▶ _TEXTO PARA REVISAR_
###
Zapatero no encuentra los certificados y pide al juez que los busque
Un investigado que propone al instructor que le haga los deberes. Según las informaciones publicadas el 10 de septiembre de 2026, José Luis Rodríguez Zapatero pedirá al juez José Luis Calama que sea el propio juzgado quien reclame a Arabia Saudí, Emiratos Árabes Unidos y Qatar el certificado que acreditaría el origen de las joyas intervenidas en su despacho. Tres países. Ningún papel en la mano. Y una defensa que traslada al juzgado el trabajo de campo.
Qué permite la ley cuando la defensa no tiene el documento
Procesalmente, la jugada no es ninguna excentricidad. Una defensa puede proponer diligencias de investigación y el instructor decidir si las admite por pertinentes y útiles. No existe una norma que obligue al investigado a conseguir personalmente cada prueba que le favorece, y la comisión rogatoria es la vía estándar para pedir documentación a una autoridad extranjera.
El problema es otro, y es de fondo: si Qatar responde que «no consta» o que no puede identificar la operación, la explicación no queda acreditada. Simplemente deja de ser comprobable. Ausencia de certificado no equivale a certificado de inocencia, y ahí es donde la defensa del relato se queda sin suelo.
La política mira al calendario y recupera al expresidente
En paralelo, la dirección del PSOE rechaza el superdomingo electoral y anuncia que contará con José Luis para la campaña. El cálculo es puro pragmatismo: movilizar a un electorado que no lee sentencias, lee símbolos. El coste también se calcula solo: cada aparición pública del expresidente reabre la causa en los titulares un día más.
El calendario judicial y el electoral avanzan a velocidades distintas, y esa coincidencia es la noticia. Documentación que cruza fronteras con meses de retrat por un lado; actos de campaña con fecha fija por el otro.
¿Y si la respuesta de los tres países llega en blanco, quién firma el siguiente movimiento?
###
▶ _INSTRUCCIONES_
(a) Copia todo lo que va de «El problema es» hasta «un día más.» en el texto sobre Zapatero, pero renombra «expresidente» como «exjefe del Gobierno».
(b) Traduce al inglés esta oración del texto sobre Zapatero: «Procesalmente, la jugada no es ninguna excentricidad.»
Para resolver las tareas no hacen falta los registros.

Fragmentos de un conjunto de datos:
###
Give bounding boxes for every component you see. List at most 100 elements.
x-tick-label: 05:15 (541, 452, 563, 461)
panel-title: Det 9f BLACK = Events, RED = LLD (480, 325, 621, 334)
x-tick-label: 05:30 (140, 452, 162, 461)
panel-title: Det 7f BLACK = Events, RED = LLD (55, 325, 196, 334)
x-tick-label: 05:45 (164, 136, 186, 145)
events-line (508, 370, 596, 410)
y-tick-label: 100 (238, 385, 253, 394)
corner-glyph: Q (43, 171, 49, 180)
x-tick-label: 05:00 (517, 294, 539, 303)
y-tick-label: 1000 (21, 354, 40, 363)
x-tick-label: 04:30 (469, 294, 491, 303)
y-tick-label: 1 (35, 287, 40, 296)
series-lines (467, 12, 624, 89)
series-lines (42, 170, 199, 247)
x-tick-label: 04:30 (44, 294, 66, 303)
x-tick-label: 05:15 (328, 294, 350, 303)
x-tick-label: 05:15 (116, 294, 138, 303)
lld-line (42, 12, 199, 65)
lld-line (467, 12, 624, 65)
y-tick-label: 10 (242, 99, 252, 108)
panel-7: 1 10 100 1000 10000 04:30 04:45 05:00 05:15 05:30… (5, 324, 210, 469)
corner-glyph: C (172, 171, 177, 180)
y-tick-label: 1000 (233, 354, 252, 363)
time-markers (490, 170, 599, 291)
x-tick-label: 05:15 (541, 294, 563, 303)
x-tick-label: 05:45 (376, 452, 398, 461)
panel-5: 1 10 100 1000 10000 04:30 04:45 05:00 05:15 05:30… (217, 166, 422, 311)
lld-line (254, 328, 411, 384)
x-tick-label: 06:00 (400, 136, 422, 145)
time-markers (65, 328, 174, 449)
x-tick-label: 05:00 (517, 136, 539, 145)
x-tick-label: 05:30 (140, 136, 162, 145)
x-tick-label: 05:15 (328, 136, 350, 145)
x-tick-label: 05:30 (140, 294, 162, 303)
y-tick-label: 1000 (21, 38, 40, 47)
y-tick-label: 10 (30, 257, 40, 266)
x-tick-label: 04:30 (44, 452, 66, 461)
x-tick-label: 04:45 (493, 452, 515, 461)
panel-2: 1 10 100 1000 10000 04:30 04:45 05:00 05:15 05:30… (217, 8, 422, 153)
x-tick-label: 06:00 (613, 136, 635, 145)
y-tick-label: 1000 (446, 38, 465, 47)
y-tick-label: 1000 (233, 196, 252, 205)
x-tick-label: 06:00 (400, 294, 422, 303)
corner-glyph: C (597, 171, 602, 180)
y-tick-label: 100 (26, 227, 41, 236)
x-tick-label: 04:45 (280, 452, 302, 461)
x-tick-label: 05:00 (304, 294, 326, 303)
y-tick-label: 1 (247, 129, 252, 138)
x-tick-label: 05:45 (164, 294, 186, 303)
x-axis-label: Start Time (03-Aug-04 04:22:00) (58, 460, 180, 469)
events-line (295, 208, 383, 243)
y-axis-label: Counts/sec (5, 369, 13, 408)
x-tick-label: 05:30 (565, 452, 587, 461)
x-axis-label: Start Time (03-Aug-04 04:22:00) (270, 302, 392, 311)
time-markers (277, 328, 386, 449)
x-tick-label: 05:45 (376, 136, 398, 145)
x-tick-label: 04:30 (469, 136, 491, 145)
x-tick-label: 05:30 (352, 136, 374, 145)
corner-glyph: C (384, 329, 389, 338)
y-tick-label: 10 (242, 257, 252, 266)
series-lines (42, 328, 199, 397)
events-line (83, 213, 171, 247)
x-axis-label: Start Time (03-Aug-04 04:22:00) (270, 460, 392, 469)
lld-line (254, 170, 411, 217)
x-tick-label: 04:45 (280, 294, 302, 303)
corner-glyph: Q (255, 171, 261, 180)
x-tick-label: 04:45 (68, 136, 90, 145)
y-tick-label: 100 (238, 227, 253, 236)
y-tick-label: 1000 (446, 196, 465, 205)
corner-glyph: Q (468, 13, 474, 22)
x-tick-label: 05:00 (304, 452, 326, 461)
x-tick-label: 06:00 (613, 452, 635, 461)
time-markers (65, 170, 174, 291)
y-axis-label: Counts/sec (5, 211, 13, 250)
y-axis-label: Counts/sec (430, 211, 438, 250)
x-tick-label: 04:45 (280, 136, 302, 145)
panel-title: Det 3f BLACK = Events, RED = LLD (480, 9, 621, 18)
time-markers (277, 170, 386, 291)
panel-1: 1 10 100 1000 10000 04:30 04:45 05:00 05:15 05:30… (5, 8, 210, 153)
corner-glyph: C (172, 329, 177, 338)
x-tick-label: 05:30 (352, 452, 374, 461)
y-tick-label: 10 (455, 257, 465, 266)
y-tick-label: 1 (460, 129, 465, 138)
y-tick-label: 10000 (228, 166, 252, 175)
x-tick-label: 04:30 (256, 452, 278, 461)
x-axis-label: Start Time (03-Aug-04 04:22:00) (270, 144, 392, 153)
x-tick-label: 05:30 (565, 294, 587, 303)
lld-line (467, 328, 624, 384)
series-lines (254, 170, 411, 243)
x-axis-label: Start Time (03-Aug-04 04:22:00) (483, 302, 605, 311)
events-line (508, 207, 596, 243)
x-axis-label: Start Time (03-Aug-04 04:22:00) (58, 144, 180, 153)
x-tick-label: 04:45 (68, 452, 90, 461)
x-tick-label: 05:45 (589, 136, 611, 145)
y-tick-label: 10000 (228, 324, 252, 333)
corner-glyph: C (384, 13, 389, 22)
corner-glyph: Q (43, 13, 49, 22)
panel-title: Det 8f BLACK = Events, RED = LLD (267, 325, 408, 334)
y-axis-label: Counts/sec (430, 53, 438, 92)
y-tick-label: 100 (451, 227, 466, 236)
###
▶ _RESPUESTAS POR TAREA_
(a)
El problema es otro, y es de fondo: si Qatar responde que «no consta» o que no puede identificar la operación, la explicación no queda acreditada. Simplemente deja de ser comprobable. Ausencia de certificado no equivale a certificado de inocencia, y ahí es donde la defensa del relato se queda sin suelo.
La política mira al calendario y recupera al exjefe del Gobierno
En paralelo, la dirección del PSOE rechaza el superdomingo electoral y anuncia que contará con José Luis para la campaña. El cálculo es puro pragmatismo: movilizar a un electorado que no lee sentencias, lee símbolos. El coste también se calcula solo: cada aparición pública del exjefe del Gobierno reabre la causa en los titulares un día más.

(b) Procedurally, the move is by no means an eccentricity.